To be done – Copy out, word for word, the entries from the very first line through the line containing "y-tick-label: 2.20: [424, 229, 451, 245]", including that line.

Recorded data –
>> START

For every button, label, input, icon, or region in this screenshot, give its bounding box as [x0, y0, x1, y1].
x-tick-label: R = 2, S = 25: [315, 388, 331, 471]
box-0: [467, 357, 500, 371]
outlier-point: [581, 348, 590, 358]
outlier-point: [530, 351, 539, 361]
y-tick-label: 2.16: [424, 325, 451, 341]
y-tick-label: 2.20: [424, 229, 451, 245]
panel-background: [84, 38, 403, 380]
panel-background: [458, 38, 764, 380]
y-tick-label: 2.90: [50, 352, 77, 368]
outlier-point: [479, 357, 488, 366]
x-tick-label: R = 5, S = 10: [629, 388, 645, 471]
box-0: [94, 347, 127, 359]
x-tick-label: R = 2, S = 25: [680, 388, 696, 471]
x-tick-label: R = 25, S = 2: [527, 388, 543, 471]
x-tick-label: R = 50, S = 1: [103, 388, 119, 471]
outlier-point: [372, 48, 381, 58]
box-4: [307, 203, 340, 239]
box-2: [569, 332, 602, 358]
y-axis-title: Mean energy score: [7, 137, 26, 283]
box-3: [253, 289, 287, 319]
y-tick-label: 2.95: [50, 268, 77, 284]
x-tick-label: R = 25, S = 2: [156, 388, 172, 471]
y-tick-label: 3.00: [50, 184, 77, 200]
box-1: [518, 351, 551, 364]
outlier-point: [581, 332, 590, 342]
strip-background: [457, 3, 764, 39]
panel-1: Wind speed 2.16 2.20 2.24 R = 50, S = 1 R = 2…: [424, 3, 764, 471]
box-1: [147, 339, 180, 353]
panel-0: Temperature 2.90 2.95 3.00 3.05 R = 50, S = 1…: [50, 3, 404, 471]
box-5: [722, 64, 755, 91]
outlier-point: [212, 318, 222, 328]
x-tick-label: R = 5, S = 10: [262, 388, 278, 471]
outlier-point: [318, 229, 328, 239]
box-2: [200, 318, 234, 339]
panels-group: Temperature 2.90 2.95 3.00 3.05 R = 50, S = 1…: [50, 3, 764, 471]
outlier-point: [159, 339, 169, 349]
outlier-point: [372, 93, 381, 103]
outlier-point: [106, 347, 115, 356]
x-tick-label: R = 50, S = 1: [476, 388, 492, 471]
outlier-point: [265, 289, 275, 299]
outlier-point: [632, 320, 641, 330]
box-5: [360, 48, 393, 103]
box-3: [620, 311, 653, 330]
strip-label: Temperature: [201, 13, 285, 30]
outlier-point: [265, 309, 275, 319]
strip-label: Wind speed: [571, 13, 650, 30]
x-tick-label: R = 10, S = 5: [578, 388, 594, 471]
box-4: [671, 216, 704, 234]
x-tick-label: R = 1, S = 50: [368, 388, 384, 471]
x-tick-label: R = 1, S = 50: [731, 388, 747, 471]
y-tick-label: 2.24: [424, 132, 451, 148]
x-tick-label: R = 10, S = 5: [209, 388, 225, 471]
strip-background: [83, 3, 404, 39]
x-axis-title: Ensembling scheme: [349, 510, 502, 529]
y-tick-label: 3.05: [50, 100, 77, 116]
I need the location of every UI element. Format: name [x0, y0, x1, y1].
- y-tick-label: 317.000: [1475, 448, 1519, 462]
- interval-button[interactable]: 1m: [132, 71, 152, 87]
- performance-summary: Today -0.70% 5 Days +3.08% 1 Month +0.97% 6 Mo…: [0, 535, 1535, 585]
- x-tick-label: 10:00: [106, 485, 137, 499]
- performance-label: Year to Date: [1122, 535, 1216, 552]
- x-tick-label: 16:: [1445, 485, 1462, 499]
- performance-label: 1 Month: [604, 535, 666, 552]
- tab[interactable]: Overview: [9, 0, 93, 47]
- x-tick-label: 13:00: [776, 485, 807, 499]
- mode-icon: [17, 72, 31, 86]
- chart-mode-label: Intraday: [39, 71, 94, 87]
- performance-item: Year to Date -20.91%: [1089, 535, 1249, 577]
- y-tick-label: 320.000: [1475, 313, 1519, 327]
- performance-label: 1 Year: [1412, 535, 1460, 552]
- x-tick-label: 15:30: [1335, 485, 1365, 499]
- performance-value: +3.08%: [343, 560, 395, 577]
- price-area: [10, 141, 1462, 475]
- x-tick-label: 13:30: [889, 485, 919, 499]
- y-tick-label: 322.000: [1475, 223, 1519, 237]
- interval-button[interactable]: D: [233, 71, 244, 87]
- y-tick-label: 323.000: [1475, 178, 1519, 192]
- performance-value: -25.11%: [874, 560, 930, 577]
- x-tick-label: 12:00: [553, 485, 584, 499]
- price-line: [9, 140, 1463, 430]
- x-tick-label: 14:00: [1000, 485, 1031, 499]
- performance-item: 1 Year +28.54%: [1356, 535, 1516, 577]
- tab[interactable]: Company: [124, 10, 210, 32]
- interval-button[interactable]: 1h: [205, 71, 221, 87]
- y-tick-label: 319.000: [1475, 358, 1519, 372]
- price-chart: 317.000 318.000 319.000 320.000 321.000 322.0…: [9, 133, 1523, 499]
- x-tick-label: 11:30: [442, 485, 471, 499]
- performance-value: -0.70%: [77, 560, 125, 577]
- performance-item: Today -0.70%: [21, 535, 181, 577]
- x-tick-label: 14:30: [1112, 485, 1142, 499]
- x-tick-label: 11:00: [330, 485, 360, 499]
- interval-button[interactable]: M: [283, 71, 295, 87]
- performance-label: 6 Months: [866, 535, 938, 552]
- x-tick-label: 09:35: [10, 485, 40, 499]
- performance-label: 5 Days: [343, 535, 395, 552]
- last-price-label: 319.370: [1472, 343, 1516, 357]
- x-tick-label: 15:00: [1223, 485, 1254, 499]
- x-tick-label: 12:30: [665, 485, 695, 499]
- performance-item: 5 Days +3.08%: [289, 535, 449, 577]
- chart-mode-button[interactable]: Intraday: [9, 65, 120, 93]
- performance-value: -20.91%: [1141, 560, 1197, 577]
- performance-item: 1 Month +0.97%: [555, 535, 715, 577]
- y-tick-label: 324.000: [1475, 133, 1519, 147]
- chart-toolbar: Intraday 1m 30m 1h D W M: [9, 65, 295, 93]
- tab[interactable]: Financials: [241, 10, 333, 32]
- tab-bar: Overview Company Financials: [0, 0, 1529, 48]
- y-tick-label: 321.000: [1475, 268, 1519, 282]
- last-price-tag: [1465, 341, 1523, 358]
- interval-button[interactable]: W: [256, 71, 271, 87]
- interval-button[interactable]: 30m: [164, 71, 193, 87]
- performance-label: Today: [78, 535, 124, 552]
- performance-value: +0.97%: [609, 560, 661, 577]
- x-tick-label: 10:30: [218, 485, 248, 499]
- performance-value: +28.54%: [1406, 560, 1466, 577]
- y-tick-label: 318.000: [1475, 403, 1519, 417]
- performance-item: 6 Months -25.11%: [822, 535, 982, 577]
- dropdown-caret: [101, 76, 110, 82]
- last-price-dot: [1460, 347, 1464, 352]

>> END

Reply to the task –
For every button, label, input, icon, or region in this screenshot, give its bounding box as [x0, y0, x1, y1].
x-tick-label: R = 2, S = 25: [315, 388, 331, 471]
box-0: [467, 357, 500, 371]
outlier-point: [581, 348, 590, 358]
outlier-point: [530, 351, 539, 361]
y-tick-label: 2.16: [424, 325, 451, 341]
y-tick-label: 2.20: [424, 229, 451, 245]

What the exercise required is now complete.